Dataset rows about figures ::

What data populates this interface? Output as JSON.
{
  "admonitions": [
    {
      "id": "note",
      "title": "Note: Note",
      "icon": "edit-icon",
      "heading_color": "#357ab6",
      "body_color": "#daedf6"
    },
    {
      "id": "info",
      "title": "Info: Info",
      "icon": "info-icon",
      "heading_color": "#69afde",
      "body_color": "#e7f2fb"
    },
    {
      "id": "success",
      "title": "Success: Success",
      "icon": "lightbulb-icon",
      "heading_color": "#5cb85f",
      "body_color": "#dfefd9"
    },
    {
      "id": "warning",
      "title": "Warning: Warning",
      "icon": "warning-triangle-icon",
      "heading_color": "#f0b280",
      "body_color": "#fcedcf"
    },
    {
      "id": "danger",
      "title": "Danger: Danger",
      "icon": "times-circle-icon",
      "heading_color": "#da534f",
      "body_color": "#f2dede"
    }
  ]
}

Challenge :: Reproduce all the records precisely.

Result for this exercise ::
What data populates this interface? Output as JSON.
{
  "admonitions": [
    {
      "id": "note",
      "title": "Note: Note",
      "icon": "edit-icon",
      "heading_color": "#357ab6",
      "body_color": "#daedf6"
    },
    {
      "id": "info",
      "title": "Info: Info",
      "icon": "info-icon",
      "heading_color": "#69afde",
      "body_color": "#e7f2fb"
    },
    {
      "id": "success",
      "title": "Success: Success",
      "icon": "lightbulb-icon",
      "heading_color": "#5cb85f",
      "body_color": "#dfefd9"
    },
    {
      "id": "warning",
      "title": "Warning: Warning",
      "icon": "warning-triangle-icon",
      "heading_color": "#f0b280",
      "body_color": "#fcedcf"
    },
    {
      "id": "danger",
      "title": "Danger: Danger",
      "icon": "times-circle-icon",
      "heading_color": "#da534f",
      "body_color": "#f2dede"
    }
  ]
}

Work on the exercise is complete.